* [RECORDS FOR THIS TASK]:
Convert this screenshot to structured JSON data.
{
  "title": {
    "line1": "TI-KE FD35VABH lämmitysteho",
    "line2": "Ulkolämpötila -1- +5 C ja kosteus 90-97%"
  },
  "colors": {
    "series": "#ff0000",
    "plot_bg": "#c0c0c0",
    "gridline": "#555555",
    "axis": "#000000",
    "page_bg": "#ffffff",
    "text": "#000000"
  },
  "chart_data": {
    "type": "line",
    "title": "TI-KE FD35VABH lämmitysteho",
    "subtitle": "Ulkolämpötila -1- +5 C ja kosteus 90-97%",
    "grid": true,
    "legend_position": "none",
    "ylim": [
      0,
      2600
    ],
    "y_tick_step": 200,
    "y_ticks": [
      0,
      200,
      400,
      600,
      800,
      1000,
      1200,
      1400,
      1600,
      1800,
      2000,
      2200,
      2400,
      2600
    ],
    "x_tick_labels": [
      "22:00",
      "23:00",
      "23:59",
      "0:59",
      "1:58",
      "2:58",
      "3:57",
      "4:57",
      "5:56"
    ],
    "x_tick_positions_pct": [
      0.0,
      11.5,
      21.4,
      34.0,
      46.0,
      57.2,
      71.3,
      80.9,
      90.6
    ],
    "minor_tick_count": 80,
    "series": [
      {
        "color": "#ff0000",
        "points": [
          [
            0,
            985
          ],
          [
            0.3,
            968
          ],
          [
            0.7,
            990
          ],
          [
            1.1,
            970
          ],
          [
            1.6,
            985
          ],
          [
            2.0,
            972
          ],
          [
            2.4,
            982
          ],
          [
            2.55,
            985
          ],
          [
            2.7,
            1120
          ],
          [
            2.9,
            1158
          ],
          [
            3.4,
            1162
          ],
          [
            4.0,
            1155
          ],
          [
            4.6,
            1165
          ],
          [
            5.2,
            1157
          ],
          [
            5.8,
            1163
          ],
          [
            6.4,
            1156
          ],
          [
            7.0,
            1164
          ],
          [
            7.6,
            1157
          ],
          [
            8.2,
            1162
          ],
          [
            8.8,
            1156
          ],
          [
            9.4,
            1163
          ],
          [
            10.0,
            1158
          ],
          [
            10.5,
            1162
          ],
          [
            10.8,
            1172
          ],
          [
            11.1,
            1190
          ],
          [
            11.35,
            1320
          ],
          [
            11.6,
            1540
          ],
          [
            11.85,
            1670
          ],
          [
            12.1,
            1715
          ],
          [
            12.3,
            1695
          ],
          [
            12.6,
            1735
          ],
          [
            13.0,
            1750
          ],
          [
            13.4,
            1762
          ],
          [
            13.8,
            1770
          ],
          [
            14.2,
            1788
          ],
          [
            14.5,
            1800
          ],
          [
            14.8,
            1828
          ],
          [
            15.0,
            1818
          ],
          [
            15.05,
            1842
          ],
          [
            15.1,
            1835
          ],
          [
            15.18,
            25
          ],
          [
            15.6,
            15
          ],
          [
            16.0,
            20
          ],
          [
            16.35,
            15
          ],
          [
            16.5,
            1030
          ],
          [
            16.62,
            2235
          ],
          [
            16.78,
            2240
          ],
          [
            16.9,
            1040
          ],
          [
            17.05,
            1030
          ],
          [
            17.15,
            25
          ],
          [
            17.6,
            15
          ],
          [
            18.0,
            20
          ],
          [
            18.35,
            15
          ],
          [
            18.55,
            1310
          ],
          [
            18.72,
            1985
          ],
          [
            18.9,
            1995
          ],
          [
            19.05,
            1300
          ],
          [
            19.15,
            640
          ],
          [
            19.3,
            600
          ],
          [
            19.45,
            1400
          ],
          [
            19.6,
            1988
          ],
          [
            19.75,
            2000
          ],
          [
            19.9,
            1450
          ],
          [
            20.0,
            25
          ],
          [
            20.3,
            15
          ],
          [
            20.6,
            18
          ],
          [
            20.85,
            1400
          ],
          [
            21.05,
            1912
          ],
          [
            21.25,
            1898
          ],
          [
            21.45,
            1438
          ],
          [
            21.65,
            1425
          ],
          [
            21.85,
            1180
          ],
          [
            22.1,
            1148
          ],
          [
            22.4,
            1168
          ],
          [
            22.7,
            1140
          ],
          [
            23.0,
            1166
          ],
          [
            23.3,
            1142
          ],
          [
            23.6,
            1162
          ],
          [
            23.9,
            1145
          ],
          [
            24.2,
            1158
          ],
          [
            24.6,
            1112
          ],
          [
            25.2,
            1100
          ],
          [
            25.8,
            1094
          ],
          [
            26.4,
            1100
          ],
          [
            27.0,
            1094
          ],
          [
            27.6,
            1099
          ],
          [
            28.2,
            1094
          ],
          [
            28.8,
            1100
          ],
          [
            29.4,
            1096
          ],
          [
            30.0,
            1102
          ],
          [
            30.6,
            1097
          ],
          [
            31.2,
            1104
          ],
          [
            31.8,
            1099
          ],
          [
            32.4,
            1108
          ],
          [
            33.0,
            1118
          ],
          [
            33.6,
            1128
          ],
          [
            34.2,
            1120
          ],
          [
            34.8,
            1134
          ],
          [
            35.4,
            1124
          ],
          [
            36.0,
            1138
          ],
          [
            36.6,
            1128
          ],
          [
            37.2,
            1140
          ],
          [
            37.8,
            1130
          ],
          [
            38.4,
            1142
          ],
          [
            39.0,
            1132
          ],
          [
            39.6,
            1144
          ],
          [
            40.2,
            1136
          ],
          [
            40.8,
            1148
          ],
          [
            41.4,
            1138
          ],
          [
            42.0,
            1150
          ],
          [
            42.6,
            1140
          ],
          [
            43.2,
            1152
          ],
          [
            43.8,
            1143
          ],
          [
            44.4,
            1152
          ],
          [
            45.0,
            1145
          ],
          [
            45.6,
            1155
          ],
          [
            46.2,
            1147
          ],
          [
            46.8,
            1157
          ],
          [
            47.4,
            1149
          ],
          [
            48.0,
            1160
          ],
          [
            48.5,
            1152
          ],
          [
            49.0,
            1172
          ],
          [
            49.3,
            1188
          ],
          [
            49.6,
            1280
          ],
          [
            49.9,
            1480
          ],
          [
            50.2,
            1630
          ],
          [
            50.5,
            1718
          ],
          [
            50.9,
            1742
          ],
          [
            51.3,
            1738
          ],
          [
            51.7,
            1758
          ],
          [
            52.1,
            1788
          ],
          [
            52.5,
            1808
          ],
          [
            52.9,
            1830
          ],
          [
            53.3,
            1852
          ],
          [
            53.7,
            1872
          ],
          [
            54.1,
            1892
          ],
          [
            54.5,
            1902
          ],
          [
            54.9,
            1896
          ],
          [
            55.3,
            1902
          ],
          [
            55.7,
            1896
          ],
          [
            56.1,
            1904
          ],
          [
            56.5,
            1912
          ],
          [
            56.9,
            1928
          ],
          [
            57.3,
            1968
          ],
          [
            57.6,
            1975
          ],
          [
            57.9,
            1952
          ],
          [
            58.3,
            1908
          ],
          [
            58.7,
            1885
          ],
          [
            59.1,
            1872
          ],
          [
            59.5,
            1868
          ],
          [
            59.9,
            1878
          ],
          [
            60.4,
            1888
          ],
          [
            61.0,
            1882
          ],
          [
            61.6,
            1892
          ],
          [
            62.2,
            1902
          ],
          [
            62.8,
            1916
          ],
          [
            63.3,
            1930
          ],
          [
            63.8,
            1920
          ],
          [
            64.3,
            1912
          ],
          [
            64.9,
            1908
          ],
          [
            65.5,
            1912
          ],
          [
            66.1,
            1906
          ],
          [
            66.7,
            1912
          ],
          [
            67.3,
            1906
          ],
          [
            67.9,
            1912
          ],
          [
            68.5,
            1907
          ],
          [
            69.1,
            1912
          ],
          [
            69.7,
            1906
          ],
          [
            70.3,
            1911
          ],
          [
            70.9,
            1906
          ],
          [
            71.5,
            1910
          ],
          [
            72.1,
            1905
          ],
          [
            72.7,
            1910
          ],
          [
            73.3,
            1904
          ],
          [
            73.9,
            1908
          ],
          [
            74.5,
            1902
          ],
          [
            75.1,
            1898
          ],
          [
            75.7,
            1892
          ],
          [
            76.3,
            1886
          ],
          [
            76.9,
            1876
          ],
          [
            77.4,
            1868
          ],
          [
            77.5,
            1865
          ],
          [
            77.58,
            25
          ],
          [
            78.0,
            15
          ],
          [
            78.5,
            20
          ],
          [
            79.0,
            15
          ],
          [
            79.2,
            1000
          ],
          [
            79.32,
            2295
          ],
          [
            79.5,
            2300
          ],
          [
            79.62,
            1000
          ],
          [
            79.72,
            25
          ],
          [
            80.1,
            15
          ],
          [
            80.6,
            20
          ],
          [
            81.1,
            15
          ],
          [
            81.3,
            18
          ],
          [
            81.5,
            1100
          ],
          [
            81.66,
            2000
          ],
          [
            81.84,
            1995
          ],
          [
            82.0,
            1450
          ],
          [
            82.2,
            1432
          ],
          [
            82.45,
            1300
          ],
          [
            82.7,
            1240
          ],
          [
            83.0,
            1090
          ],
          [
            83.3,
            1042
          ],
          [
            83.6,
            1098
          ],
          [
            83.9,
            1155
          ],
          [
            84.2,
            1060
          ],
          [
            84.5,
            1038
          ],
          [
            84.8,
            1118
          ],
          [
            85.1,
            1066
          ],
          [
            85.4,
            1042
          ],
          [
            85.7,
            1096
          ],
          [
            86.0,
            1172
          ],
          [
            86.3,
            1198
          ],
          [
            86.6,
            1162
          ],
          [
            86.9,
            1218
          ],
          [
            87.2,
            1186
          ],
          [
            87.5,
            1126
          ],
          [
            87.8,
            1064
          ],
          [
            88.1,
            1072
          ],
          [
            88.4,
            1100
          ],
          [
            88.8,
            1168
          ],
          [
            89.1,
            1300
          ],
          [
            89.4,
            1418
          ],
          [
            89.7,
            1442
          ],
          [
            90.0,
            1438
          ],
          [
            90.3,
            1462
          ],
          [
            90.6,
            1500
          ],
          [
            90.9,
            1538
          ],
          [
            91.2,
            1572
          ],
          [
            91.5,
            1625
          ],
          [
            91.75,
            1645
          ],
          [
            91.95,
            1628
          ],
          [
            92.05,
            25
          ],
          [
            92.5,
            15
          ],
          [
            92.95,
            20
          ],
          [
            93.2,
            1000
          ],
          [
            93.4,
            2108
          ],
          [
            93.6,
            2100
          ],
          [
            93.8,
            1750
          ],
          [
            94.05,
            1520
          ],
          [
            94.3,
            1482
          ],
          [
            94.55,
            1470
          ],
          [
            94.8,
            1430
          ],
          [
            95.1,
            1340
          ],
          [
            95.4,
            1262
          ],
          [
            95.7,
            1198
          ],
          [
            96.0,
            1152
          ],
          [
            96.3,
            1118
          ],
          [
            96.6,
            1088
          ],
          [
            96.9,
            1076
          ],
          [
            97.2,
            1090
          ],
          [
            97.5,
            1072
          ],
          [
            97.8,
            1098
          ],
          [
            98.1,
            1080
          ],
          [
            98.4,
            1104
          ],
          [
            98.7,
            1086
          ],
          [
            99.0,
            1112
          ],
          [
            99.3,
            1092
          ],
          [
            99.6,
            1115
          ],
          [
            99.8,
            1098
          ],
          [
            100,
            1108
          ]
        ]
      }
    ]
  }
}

* [AIM]: Identify the lines that hold the word "Ulkolämpötila". Copy every one of them.

* [RESULT OF THE TASK]:
    "line2": "Ulkolämpötila -1- +5 C ja kosteus 90-97%"
    "subtitle": "Ulkolämpötila -1- +5 C ja kosteus 90-97%",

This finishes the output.